- **Do this**
Check every line of the data below for the string "соответствии", and copy the ones that hold it.

- **Data for this task**

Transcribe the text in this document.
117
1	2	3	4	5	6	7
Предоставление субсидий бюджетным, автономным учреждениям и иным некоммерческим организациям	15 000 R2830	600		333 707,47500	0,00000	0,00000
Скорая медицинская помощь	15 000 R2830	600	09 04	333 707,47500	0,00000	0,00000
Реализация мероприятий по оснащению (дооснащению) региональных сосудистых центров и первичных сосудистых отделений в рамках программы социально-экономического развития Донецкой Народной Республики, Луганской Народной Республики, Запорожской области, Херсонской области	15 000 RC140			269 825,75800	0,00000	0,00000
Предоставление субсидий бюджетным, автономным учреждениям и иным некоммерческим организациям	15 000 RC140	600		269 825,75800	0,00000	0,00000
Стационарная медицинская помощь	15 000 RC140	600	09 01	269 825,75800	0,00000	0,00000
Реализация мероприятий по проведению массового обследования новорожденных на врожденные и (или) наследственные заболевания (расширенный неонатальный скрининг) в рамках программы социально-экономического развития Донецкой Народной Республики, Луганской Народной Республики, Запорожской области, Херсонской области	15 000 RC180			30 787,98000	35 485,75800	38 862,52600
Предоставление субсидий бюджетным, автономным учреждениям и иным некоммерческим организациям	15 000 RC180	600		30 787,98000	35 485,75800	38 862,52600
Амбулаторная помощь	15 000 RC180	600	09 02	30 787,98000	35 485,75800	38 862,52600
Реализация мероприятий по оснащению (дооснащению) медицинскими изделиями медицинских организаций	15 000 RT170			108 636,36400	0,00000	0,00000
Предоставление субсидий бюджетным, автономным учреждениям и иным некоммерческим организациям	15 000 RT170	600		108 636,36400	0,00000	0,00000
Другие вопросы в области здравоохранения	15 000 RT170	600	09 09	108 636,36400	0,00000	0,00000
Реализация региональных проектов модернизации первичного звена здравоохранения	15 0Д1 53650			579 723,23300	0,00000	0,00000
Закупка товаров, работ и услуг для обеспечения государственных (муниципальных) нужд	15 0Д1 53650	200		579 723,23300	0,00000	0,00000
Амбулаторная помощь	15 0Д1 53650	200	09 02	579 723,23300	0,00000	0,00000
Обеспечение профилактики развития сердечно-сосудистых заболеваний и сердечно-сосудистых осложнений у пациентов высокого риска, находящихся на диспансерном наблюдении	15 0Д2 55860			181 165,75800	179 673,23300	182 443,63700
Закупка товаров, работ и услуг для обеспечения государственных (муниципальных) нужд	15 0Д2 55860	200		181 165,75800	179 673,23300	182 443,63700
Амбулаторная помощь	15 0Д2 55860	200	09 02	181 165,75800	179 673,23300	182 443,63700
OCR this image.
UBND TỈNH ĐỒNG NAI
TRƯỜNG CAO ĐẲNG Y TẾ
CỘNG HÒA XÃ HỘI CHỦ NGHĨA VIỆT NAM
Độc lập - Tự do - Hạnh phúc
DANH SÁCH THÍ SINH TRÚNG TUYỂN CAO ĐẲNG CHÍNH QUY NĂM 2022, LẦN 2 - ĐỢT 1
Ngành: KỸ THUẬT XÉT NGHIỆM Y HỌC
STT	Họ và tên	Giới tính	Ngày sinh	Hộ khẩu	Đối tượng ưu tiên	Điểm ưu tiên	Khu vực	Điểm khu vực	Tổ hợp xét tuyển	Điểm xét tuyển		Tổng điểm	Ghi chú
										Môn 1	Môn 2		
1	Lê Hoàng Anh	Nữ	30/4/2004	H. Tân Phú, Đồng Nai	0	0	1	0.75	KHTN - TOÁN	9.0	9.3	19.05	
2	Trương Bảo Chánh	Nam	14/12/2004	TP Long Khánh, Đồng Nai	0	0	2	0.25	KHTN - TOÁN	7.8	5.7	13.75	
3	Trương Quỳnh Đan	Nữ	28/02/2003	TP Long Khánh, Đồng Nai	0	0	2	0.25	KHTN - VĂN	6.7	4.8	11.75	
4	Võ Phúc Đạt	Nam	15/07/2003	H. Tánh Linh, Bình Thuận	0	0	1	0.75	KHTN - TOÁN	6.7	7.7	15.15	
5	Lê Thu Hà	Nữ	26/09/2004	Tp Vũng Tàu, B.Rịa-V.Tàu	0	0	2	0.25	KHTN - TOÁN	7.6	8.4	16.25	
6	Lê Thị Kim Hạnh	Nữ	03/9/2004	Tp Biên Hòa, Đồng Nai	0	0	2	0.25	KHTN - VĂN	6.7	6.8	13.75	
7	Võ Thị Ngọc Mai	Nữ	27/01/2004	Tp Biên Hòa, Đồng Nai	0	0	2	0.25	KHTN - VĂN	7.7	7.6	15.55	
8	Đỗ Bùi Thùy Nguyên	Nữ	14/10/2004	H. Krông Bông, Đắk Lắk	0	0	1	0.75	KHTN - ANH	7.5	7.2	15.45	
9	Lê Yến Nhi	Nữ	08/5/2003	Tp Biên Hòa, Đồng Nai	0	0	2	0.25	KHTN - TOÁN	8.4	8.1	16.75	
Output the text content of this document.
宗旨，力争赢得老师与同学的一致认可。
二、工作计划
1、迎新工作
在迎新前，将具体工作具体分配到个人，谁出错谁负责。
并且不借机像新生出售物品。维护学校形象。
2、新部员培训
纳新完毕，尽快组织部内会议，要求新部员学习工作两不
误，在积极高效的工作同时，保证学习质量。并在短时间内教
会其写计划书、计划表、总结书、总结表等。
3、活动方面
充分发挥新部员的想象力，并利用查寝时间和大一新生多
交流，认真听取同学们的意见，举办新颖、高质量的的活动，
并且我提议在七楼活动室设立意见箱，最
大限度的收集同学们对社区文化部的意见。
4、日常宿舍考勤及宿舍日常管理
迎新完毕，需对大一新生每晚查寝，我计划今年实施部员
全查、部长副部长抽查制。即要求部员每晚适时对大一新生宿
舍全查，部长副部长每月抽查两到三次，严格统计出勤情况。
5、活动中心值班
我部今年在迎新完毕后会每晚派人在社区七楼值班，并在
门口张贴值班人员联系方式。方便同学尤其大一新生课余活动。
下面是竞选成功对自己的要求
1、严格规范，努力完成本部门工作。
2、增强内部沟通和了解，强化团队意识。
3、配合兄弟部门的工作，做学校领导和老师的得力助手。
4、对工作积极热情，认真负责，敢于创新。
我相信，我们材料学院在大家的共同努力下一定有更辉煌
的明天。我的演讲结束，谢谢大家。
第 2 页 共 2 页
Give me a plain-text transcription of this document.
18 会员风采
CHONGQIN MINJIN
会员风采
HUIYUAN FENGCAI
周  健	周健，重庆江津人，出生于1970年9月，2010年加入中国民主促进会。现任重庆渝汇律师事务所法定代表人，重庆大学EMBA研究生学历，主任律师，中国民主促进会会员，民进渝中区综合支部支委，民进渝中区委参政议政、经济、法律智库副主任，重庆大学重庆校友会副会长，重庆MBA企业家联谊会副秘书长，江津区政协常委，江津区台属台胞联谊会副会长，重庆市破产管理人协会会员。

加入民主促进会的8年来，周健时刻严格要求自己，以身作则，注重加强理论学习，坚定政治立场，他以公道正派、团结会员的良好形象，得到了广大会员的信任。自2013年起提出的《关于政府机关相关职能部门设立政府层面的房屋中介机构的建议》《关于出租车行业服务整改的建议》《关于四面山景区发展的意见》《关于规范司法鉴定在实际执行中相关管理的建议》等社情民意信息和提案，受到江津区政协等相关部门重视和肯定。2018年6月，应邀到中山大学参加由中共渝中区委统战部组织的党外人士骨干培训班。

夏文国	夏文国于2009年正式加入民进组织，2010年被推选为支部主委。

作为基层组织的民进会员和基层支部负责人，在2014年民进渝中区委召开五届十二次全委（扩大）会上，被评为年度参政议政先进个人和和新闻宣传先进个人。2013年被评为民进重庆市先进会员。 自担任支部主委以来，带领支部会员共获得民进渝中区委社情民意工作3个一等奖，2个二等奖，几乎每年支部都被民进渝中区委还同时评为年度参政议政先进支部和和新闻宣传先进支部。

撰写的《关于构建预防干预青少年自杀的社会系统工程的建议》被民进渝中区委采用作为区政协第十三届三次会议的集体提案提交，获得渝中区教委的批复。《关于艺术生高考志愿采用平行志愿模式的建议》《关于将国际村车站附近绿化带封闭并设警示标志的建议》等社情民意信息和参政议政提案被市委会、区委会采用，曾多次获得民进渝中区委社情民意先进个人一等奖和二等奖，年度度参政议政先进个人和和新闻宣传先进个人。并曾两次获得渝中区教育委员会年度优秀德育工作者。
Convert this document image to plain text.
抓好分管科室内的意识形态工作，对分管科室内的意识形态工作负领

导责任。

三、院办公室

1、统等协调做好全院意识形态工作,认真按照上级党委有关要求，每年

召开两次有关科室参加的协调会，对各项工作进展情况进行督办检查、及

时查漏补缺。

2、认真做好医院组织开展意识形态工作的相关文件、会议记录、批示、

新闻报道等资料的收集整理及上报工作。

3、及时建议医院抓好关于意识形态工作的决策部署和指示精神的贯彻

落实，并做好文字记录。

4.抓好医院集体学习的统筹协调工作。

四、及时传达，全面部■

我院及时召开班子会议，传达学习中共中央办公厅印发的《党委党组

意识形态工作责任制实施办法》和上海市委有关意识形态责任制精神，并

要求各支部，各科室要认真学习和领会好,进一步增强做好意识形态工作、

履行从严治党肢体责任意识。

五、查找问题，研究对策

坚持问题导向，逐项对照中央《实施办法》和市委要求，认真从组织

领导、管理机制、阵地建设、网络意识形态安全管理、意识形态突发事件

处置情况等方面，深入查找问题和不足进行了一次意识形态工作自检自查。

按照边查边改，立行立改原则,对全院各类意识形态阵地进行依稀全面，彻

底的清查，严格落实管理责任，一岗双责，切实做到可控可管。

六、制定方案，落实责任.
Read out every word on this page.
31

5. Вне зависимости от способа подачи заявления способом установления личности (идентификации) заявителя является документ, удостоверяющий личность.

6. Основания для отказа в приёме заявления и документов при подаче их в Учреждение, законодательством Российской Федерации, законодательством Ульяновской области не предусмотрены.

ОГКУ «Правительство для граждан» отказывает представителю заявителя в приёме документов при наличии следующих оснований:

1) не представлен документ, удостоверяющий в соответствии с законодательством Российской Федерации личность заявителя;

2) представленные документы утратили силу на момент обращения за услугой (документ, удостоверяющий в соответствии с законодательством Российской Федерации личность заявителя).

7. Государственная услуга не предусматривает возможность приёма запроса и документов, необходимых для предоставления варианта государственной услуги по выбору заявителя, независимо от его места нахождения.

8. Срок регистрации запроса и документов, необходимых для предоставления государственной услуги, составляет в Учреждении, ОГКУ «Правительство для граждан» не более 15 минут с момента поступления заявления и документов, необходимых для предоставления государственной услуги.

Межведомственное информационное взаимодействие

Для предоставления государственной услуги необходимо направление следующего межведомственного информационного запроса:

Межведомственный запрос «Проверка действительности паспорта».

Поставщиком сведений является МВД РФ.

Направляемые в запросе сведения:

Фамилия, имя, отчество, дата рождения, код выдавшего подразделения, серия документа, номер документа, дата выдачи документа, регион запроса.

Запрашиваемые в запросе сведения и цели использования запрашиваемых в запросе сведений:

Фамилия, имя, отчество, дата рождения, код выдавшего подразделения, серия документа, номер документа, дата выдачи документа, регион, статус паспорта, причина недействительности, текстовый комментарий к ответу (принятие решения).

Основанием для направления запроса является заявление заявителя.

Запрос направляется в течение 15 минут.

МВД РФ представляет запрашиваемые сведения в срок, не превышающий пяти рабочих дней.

- **Task response**
1) не представлен документ, удостоверяющий в соответствии с законодательством Российской Федерации личность заявителя;
2) представленные документы утратили силу на момент обращения за услугой (документ, удостоверяющий в соответствии с законодательством Российской Федерации личность заявителя).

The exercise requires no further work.